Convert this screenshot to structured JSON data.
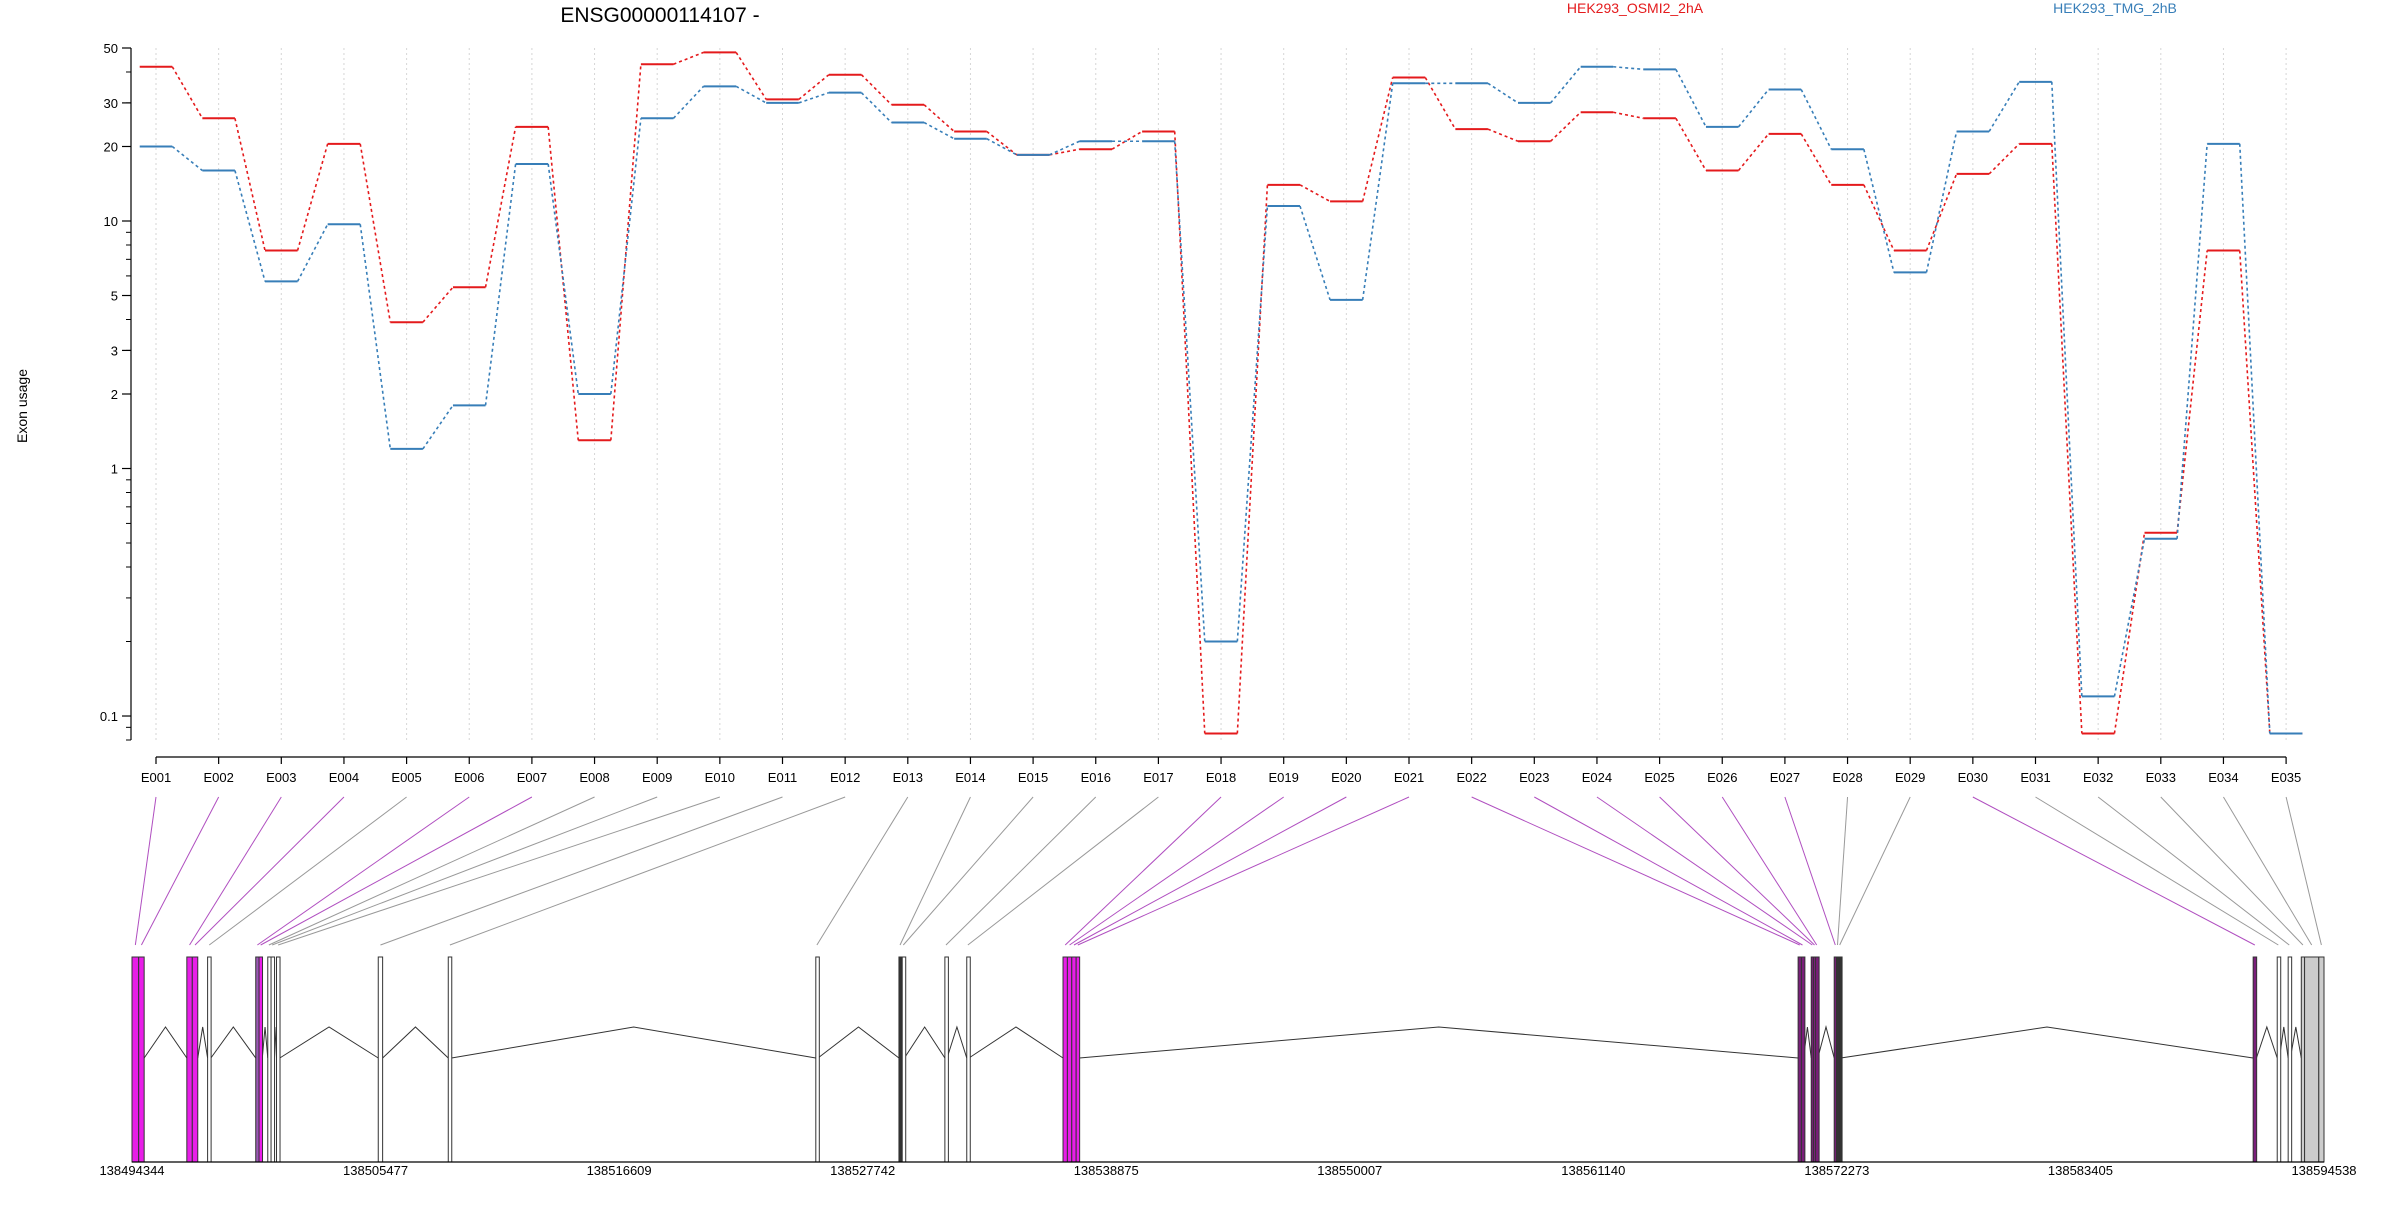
{
  "chart_data": {
    "type": "line",
    "title": "ENSG00000114107 -",
    "ylabel": "Exon usage",
    "y_scale": "log",
    "ylim": [
      0.08,
      50
    ],
    "y_ticks": [
      0.1,
      1,
      2,
      3,
      5,
      10,
      20,
      30,
      50
    ],
    "y_tick_labels": [
      "0.1",
      "1",
      "2",
      "3",
      "5",
      "10",
      "20",
      "30",
      "50"
    ],
    "grid": "vertical dotted at each exon",
    "legend_placement": "top",
    "categories": [
      "E001",
      "E002",
      "E003",
      "E004",
      "E005",
      "E006",
      "E007",
      "E008",
      "E009",
      "E010",
      "E011",
      "E012",
      "E013",
      "E014",
      "E015",
      "E016",
      "E017",
      "E018",
      "E019",
      "E020",
      "E021",
      "E022",
      "E023",
      "E024",
      "E025",
      "E026",
      "E027",
      "E028",
      "E029",
      "E030",
      "E031",
      "E032",
      "E033",
      "E034",
      "E035"
    ],
    "series": [
      {
        "name": "HEK293_OSMI2_2hA",
        "color": "#e41a1c",
        "values": [
          42,
          26,
          7.6,
          20.5,
          3.9,
          5.4,
          24,
          1.3,
          43,
          48,
          31,
          39,
          29.5,
          23,
          18.5,
          19.5,
          23,
          0.085,
          14,
          12,
          38,
          23.5,
          21,
          27.5,
          26,
          16,
          22.5,
          14,
          7.6,
          15.5,
          20.5,
          0.085,
          0.55,
          7.6,
          0.085
        ]
      },
      {
        "name": "HEK293_TMG_2hB",
        "color": "#377eb8",
        "values": [
          20,
          16,
          5.7,
          9.7,
          1.2,
          1.8,
          17,
          2.0,
          26,
          35,
          30,
          33,
          25,
          21.5,
          18.5,
          21,
          21,
          0.2,
          11.5,
          4.8,
          36,
          36,
          30,
          42,
          41,
          24,
          34,
          19.5,
          6.2,
          23,
          36.5,
          0.12,
          0.52,
          20.5,
          0.085
        ]
      }
    ],
    "gene_model": {
      "genomic_ticks": [
        "138494344",
        "138505477",
        "138516609",
        "138527742",
        "138538875",
        "138550007",
        "138561140",
        "138572273",
        "138583405",
        "138594538"
      ],
      "exons": [
        {
          "id": "E001",
          "start": 138494344,
          "end": 138494650,
          "color": "#e81ee8"
        },
        {
          "id": "E002",
          "start": 138494650,
          "end": 138494900,
          "color": "#e81ee8"
        },
        {
          "id": "E003",
          "start": 138496850,
          "end": 138497100,
          "color": "#e81ee8"
        },
        {
          "id": "E004",
          "start": 138497100,
          "end": 138497350,
          "color": "#e81ee8"
        },
        {
          "id": "E005",
          "start": 138497800,
          "end": 138497950,
          "color": "#ffffff"
        },
        {
          "id": "E006",
          "start": 138500000,
          "end": 138500150,
          "color": "#9b59b6"
        },
        {
          "id": "E007",
          "start": 138500150,
          "end": 138500300,
          "color": "#e81ee8"
        },
        {
          "id": "E008",
          "start": 138500550,
          "end": 138500650,
          "color": "#ffffff"
        },
        {
          "id": "E009",
          "start": 138500700,
          "end": 138500800,
          "color": "#ffffff"
        },
        {
          "id": "E010",
          "start": 138500950,
          "end": 138501100,
          "color": "#ffffff"
        },
        {
          "id": "E011",
          "start": 138505600,
          "end": 138505800,
          "color": "#ffffff"
        },
        {
          "id": "E012",
          "start": 138508800,
          "end": 138508950,
          "color": "#ffffff"
        },
        {
          "id": "E013",
          "start": 138525600,
          "end": 138525700,
          "color": "#ffffff"
        },
        {
          "id": "E014",
          "start": 138529400,
          "end": 138529500,
          "color": "#333333"
        },
        {
          "id": "E015",
          "start": 138529550,
          "end": 138529650,
          "color": "#ffffff"
        },
        {
          "id": "E016",
          "start": 138531500,
          "end": 138531600,
          "color": "#ffffff"
        },
        {
          "id": "E017",
          "start": 138532500,
          "end": 138532600,
          "color": "#ffffff"
        },
        {
          "id": "E018",
          "start": 138536900,
          "end": 138537100,
          "color": "#e81ee8"
        },
        {
          "id": "E019",
          "start": 138537100,
          "end": 138537300,
          "color": "#e81ee8"
        },
        {
          "id": "E020",
          "start": 138537300,
          "end": 138537500,
          "color": "#e81ee8"
        },
        {
          "id": "E021",
          "start": 138537500,
          "end": 138537650,
          "color": "#e81ee8"
        },
        {
          "id": "E022",
          "start": 138570500,
          "end": 138570650,
          "color": "#7a1f7a"
        },
        {
          "id": "E023",
          "start": 138570650,
          "end": 138570750,
          "color": "#7a1f7a"
        },
        {
          "id": "E024",
          "start": 138571100,
          "end": 138571200,
          "color": "#7a1f7a"
        },
        {
          "id": "E025",
          "start": 138571200,
          "end": 138571300,
          "color": "#7a1f7a"
        },
        {
          "id": "E026",
          "start": 138571300,
          "end": 138571400,
          "color": "#7a1f7a"
        },
        {
          "id": "E027",
          "start": 138572150,
          "end": 138572250,
          "color": "#7a1f7a"
        },
        {
          "id": "E028",
          "start": 138572250,
          "end": 138572350,
          "color": "#333333"
        },
        {
          "id": "E029",
          "start": 138572350,
          "end": 138572450,
          "color": "#333333"
        },
        {
          "id": "E030",
          "start": 138591300,
          "end": 138591450,
          "color": "#7a1f7a"
        },
        {
          "id": "E031",
          "start": 138592400,
          "end": 138592500,
          "color": "#ffffff"
        },
        {
          "id": "E032",
          "start": 138592900,
          "end": 138593000,
          "color": "#ffffff"
        },
        {
          "id": "E033",
          "start": 138593500,
          "end": 138593650,
          "color": "#cccccc"
        },
        {
          "id": "E034",
          "start": 138593650,
          "end": 138594300,
          "color": "#cccccc"
        },
        {
          "id": "E035",
          "start": 138594300,
          "end": 138594538,
          "color": "#cccccc"
        }
      ]
    }
  }
}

========================================

* [Requirement]: The entries above should be reproduced exactly, without their pictures.

* [Your response]:
Convert this screenshot to structured JSON data.
{
  "chart_data": {
    "type": "line",
    "title": "ENSG00000114107 -",
    "ylabel": "Exon usage",
    "y_scale": "log",
    "ylim": [
      0.08,
      50
    ],
    "y_ticks": [
      0.1,
      1,
      2,
      3,
      5,
      10,
      20,
      30,
      50
    ],
    "y_tick_labels": [
      "0.1",
      "1",
      "2",
      "3",
      "5",
      "10",
      "20",
      "30",
      "50"
    ],
    "grid": "vertical dotted at each exon",
    "legend_placement": "top",
    "categories": [
      "E001",
      "E002",
      "E003",
      "E004",
      "E005",
      "E006",
      "E007",
      "E008",
      "E009",
      "E010",
      "E011",
      "E012",
      "E013",
      "E014",
      "E015",
      "E016",
      "E017",
      "E018",
      "E019",
      "E020",
      "E021",
      "E022",
      "E023",
      "E024",
      "E025",
      "E026",
      "E027",
      "E028",
      "E029",
      "E030",
      "E031",
      "E032",
      "E033",
      "E034",
      "E035"
    ],
    "series": [
      {
        "name": "HEK293_OSMI2_2hA",
        "color": "#e41a1c",
        "values": [
          42,
          26,
          7.6,
          20.5,
          3.9,
          5.4,
          24,
          1.3,
          43,
          48,
          31,
          39,
          29.5,
          23,
          18.5,
          19.5,
          23,
          0.085,
          14,
          12,
          38,
          23.5,
          21,
          27.5,
          26,
          16,
          22.5,
          14,
          7.6,
          15.5,
          20.5,
          0.085,
          0.55,
          7.6,
          0.085
        ]
      },
      {
        "name": "HEK293_TMG_2hB",
        "color": "#377eb8",
        "values": [
          20,
          16,
          5.7,
          9.7,
          1.2,
          1.8,
          17,
          2.0,
          26,
          35,
          30,
          33,
          25,
          21.5,
          18.5,
          21,
          21,
          0.2,
          11.5,
          4.8,
          36,
          36,
          30,
          42,
          41,
          24,
          34,
          19.5,
          6.2,
          23,
          36.5,
          0.12,
          0.52,
          20.5,
          0.085
        ]
      }
    ],
    "gene_model": {
      "genomic_ticks": [
        "138494344",
        "138505477",
        "138516609",
        "138527742",
        "138538875",
        "138550007",
        "138561140",
        "138572273",
        "138583405",
        "138594538"
      ],
      "exons": [
        {
          "id": "E001",
          "start": 138494344,
          "end": 138494650,
          "color": "#e81ee8"
        },
        {
          "id": "E002",
          "start": 138494650,
          "end": 138494900,
          "color": "#e81ee8"
        },
        {
          "id": "E003",
          "start": 138496850,
          "end": 138497100,
          "color": "#e81ee8"
        },
        {
          "id": "E004",
          "start": 138497100,
          "end": 138497350,
          "color": "#e81ee8"
        },
        {
          "id": "E005",
          "start": 138497800,
          "end": 138497950,
          "color": "#ffffff"
        },
        {
          "id": "E006",
          "start": 138500000,
          "end": 138500150,
          "color": "#9b59b6"
        },
        {
          "id": "E007",
          "start": 138500150,
          "end": 138500300,
          "color": "#e81ee8"
        },
        {
          "id": "E008",
          "start": 138500550,
          "end": 138500650,
          "color": "#ffffff"
        },
        {
          "id": "E009",
          "start": 138500700,
          "end": 138500800,
          "color": "#ffffff"
        },
        {
          "id": "E010",
          "start": 138500950,
          "end": 138501100,
          "color": "#ffffff"
        },
        {
          "id": "E011",
          "start": 138505600,
          "end": 138505800,
          "color": "#ffffff"
        },
        {
          "id": "E012",
          "start": 138508800,
          "end": 138508950,
          "color": "#ffffff"
        },
        {
          "id": "E013",
          "start": 138525600,
          "end": 138525700,
          "color": "#ffffff"
        },
        {
          "id": "E014",
          "start": 138529400,
          "end": 138529500,
          "color": "#333333"
        },
        {
          "id": "E015",
          "start": 138529550,
          "end": 138529650,
          "color": "#ffffff"
        },
        {
          "id": "E016",
          "start": 138531500,
          "end": 138531600,
          "color": "#ffffff"
        },
        {
          "id": "E017",
          "start": 138532500,
          "end": 138532600,
          "color": "#ffffff"
        },
        {
          "id": "E018",
          "start": 138536900,
          "end": 138537100,
          "color": "#e81ee8"
        },
        {
          "id": "E019",
          "start": 138537100,
          "end": 138537300,
          "color": "#e81ee8"
        },
        {
          "id": "E020",
          "start": 138537300,
          "end": 138537500,
          "color": "#e81ee8"
        },
        {
          "id": "E021",
          "start": 138537500,
          "end": 138537650,
          "color": "#e81ee8"
        },
        {
          "id": "E022",
          "start": 138570500,
          "end": 138570650,
          "color": "#7a1f7a"
        },
        {
          "id": "E023",
          "start": 138570650,
          "end": 138570750,
          "color": "#7a1f7a"
        },
        {
          "id": "E024",
          "start": 138571100,
          "end": 138571200,
          "color": "#7a1f7a"
        },
        {
          "id": "E025",
          "start": 138571200,
          "end": 138571300,
          "color": "#7a1f7a"
        },
        {
          "id": "E026",
          "start": 138571300,
          "end": 138571400,
          "color": "#7a1f7a"
        },
        {
          "id": "E027",
          "start": 138572150,
          "end": 138572250,
          "color": "#7a1f7a"
        },
        {
          "id": "E028",
          "start": 138572250,
          "end": 138572350,
          "color": "#333333"
        },
        {
          "id": "E029",
          "start": 138572350,
          "end": 138572450,
          "color": "#333333"
        },
        {
          "id": "E030",
          "start": 138591300,
          "end": 138591450,
          "color": "#7a1f7a"
        },
        {
          "id": "E031",
          "start": 138592400,
          "end": 138592500,
          "color": "#ffffff"
        },
        {
          "id": "E032",
          "start": 138592900,
          "end": 138593000,
          "color": "#ffffff"
        },
        {
          "id": "E033",
          "start": 138593500,
          "end": 138593650,
          "color": "#cccccc"
        },
        {
          "id": "E034",
          "start": 138593650,
          "end": 138594300,
          "color": "#cccccc"
        },
        {
          "id": "E035",
          "start": 138594300,
          "end": 138594538,
          "color": "#cccccc"
        }
      ]
    }
  }
}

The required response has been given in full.